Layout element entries
#####
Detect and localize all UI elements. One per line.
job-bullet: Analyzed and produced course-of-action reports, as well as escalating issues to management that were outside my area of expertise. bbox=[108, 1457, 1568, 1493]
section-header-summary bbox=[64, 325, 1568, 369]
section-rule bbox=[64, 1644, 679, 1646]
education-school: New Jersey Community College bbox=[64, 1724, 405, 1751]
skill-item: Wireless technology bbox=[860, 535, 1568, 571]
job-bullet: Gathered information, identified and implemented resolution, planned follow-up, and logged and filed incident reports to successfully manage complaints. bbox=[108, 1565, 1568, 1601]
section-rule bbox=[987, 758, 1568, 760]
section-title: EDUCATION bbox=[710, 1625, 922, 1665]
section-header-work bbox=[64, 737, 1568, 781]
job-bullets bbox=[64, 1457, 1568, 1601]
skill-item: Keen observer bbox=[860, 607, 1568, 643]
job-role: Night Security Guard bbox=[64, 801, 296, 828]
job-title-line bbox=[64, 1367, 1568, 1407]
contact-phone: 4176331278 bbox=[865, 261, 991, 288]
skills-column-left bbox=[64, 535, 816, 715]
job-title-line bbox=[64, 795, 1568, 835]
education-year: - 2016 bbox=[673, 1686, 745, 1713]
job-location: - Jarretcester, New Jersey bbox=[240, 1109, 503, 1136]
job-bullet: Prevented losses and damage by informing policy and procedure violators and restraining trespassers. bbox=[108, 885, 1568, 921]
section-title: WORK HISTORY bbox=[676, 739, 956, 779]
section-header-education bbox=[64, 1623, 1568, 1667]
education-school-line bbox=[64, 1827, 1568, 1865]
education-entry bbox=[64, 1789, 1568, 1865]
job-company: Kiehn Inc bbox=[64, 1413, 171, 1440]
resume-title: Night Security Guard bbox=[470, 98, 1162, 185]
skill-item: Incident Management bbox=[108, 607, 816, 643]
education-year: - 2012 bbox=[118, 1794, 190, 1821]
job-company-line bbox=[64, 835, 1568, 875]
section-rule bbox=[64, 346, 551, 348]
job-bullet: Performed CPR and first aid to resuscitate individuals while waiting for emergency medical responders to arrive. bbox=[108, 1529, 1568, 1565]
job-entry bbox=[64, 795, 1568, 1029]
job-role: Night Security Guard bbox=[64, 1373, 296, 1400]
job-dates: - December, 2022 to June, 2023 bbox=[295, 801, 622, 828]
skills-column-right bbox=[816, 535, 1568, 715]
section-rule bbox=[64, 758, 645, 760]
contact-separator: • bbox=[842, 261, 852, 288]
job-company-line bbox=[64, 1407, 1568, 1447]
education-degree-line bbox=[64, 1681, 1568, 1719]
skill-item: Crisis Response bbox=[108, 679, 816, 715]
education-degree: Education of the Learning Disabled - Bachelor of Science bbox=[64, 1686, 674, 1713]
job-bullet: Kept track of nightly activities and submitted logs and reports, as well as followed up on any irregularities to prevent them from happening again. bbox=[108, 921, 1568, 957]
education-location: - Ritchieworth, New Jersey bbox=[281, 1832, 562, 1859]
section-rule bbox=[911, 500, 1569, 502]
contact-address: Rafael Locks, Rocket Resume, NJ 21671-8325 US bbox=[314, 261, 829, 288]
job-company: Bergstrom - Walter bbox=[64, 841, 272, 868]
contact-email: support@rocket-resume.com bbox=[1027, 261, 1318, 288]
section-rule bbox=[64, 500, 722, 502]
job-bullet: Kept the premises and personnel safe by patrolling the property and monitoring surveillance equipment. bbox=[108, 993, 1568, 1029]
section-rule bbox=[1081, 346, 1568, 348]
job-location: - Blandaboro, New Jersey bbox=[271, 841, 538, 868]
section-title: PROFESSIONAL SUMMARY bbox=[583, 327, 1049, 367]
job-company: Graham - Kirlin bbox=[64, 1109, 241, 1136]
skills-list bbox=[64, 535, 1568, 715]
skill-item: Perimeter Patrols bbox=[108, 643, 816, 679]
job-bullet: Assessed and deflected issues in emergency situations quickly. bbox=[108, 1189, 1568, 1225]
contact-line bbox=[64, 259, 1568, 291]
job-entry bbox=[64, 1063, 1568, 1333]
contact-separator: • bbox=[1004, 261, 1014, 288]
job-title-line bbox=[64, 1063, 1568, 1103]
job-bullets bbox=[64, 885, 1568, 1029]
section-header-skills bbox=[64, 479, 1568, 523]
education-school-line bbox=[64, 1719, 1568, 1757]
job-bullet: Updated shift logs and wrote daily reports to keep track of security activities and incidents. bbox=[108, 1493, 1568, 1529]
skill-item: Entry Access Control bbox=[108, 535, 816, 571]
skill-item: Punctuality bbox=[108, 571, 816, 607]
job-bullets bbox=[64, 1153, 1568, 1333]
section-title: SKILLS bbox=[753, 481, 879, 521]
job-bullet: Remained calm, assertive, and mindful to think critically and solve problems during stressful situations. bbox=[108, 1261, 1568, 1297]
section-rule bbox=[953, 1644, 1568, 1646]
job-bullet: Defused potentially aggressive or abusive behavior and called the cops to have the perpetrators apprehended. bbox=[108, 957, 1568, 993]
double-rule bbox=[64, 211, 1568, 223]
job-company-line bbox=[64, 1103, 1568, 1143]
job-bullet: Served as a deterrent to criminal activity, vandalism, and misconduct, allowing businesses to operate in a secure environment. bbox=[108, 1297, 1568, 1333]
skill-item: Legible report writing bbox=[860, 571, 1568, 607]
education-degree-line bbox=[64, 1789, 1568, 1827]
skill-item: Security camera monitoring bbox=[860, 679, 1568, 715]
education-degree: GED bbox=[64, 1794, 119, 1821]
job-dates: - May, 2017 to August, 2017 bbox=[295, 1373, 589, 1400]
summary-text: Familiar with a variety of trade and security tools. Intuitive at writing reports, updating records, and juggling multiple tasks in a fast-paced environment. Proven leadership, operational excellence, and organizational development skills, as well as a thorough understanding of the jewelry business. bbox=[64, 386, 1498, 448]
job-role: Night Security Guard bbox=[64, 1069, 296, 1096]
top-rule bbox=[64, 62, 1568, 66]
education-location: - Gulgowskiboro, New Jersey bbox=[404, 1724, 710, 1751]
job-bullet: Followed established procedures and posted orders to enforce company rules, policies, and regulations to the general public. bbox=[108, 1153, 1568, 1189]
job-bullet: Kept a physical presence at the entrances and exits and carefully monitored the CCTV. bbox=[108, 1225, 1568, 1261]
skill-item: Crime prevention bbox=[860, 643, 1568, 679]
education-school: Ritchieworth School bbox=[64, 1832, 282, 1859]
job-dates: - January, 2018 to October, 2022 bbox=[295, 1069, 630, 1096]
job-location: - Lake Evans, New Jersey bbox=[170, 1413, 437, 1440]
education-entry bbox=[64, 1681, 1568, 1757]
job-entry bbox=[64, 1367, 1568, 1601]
#####
*TASK DESCRIPTION*. Please quote these items again word for word, keeping every line in the same order.

*EXERCISE RESULT*.
Detect and localize all UI elements. One per line.
job-bullet: Analyzed and produced course-of-action reports, as well as escalating issues to management that were outside my area of expertise. bbox=[108, 1457, 1568, 1493]
section-header-summary bbox=[64, 325, 1568, 369]
section-rule bbox=[64, 1644, 679, 1646]
education-school: New Jersey Community College bbox=[64, 1724, 405, 1751]
skill-item: Wireless technology bbox=[860, 535, 1568, 571]
job-bullet: Gathered information, identified and implemented resolution, planned follow-up, and logged and filed incident reports to successfully manage complaints. bbox=[108, 1565, 1568, 1601]
section-rule bbox=[987, 758, 1568, 760]
section-title: EDUCATION bbox=[710, 1625, 922, 1665]
section-header-work bbox=[64, 737, 1568, 781]
job-bullets bbox=[64, 1457, 1568, 1601]
skill-item: Keen observer bbox=[860, 607, 1568, 643]
job-role: Night Security Guard bbox=[64, 801, 296, 828]
job-title-line bbox=[64, 1367, 1568, 1407]
contact-phone: 4176331278 bbox=[865, 261, 991, 288]
skills-column-left bbox=[64, 535, 816, 715]
job-title-line bbox=[64, 795, 1568, 835]
education-year: - 2016 bbox=[673, 1686, 745, 1713]
job-location: - Jarretcester, New Jersey bbox=[240, 1109, 503, 1136]
job-bullet: Prevented losses and damage by informing policy and procedure violators and restraining trespassers. bbox=[108, 885, 1568, 921]
section-title: WORK HISTORY bbox=[676, 739, 956, 779]
section-header-education bbox=[64, 1623, 1568, 1667]
education-school-line bbox=[64, 1827, 1568, 1865]
education-entry bbox=[64, 1789, 1568, 1865]
job-company: Kiehn Inc bbox=[64, 1413, 171, 1440]
resume-title: Night Security Guard bbox=[470, 98, 1162, 185]
skill-item: Incident Management bbox=[108, 607, 816, 643]
education-year: - 2012 bbox=[118, 1794, 190, 1821]
job-company-line bbox=[64, 835, 1568, 875]
section-rule bbox=[64, 346, 551, 348]
job-bullet: Performed CPR and first aid to resuscitate individuals while waiting for emergency medical responders to arrive. bbox=[108, 1529, 1568, 1565]
job-entry bbox=[64, 795, 1568, 1029]
job-role: Night Security Guard bbox=[64, 1373, 296, 1400]
job-dates: - December, 2022 to June, 2023 bbox=[295, 801, 622, 828]
skills-column-right bbox=[816, 535, 1568, 715]
section-rule bbox=[64, 758, 645, 760]
contact-separator: • bbox=[842, 261, 852, 288]
job-company-line bbox=[64, 1407, 1568, 1447]
education-degree-line bbox=[64, 1681, 1568, 1719]
skill-item: Crisis Response bbox=[108, 679, 816, 715]
education-degree: Education of the Learning Disabled - Bachelor of Science bbox=[64, 1686, 674, 1713]
job-bullet: Kept track of nightly activities and submitted logs and reports, as well as followed up on any irregularities to prevent them from happening again. bbox=[108, 921, 1568, 957]
education-location: - Ritchieworth, New Jersey bbox=[281, 1832, 562, 1859]
section-rule bbox=[911, 500, 1569, 502]
contact-address: Rafael Locks, Rocket Resume, NJ 21671-8325 US bbox=[314, 261, 829, 288]
job-company: Bergstrom - Walter bbox=[64, 841, 272, 868]
contact-email: support@rocket-resume.com bbox=[1027, 261, 1318, 288]
section-rule bbox=[64, 500, 722, 502]
job-bullet: Kept the premises and personnel safe by patrolling the property and monitoring surveillance equipment. bbox=[108, 993, 1568, 1029]
section-rule bbox=[1081, 346, 1568, 348]
job-location: - Blandaboro, New Jersey bbox=[271, 841, 538, 868]
section-title: PROFESSIONAL SUMMARY bbox=[583, 327, 1049, 367]
job-company: Graham - Kirlin bbox=[64, 1109, 241, 1136]
skills-list bbox=[64, 535, 1568, 715]
skill-item: Perimeter Patrols bbox=[108, 643, 816, 679]
job-bullet: Assessed and deflected issues in emergency situations quickly. bbox=[108, 1189, 1568, 1225]
contact-line bbox=[64, 259, 1568, 291]
job-entry bbox=[64, 1063, 1568, 1333]
contact-separator: • bbox=[1004, 261, 1014, 288]
job-title-line bbox=[64, 1063, 1568, 1103]
job-bullets bbox=[64, 885, 1568, 1029]
section-header-skills bbox=[64, 479, 1568, 523]
education-school-line bbox=[64, 1719, 1568, 1757]
job-bullet: Updated shift logs and wrote daily reports to keep track of security activities and incidents. bbox=[108, 1493, 1568, 1529]
skill-item: Entry Access Control bbox=[108, 535, 816, 571]
skill-item: Punctuality bbox=[108, 571, 816, 607]
job-bullets bbox=[64, 1153, 1568, 1333]
section-title: SKILLS bbox=[753, 481, 879, 521]
job-bullet: Remained calm, assertive, and mindful to think critically and solve problems during stressful situations. bbox=[108, 1261, 1568, 1297]
section-rule bbox=[953, 1644, 1568, 1646]
job-bullet: Defused potentially aggressive or abusive behavior and called the cops to have the perpetrators apprehended. bbox=[108, 957, 1568, 993]
double-rule bbox=[64, 211, 1568, 223]
job-company-line bbox=[64, 1103, 1568, 1143]
job-bullet: Served as a deterrent to criminal activity, vandalism, and misconduct, allowing businesses to operate in a secure environment. bbox=[108, 1297, 1568, 1333]
skill-item: Legible report writing bbox=[860, 571, 1568, 607]
education-degree-line bbox=[64, 1789, 1568, 1827]
skill-item: Security camera monitoring bbox=[860, 679, 1568, 715]
education-degree: GED bbox=[64, 1794, 119, 1821]
job-dates: - May, 2017 to August, 2017 bbox=[295, 1373, 589, 1400]
summary-text: Familiar with a variety of trade and security tools. Intuitive at writing reports, updating records, and juggling multiple tasks in a fast-paced environment. Proven leadership, operational excellence, and organizational development skills, as well as a thorough understanding of the jewelry business. bbox=[64, 386, 1498, 448]
job-role: Night Security Guard bbox=[64, 1069, 296, 1096]
top-rule bbox=[64, 62, 1568, 66]
education-location: - Gulgowskiboro, New Jersey bbox=[404, 1724, 710, 1751]
job-bullet: Followed established procedures and posted orders to enforce company rules, policies, and regulations to the general public. bbox=[108, 1153, 1568, 1189]
job-bullet: Kept a physical presence at the entrances and exits and carefully monitored the CCTV. bbox=[108, 1225, 1568, 1261]
skill-item: Crime prevention bbox=[860, 643, 1568, 679]
education-school: Ritchieworth School bbox=[64, 1832, 282, 1859]
job-dates: - January, 2018 to October, 2022 bbox=[295, 1069, 630, 1096]
job-location: - Lake Evans, New Jersey bbox=[170, 1413, 437, 1440]
education-entry bbox=[64, 1681, 1568, 1757]
job-entry bbox=[64, 1367, 1568, 1601]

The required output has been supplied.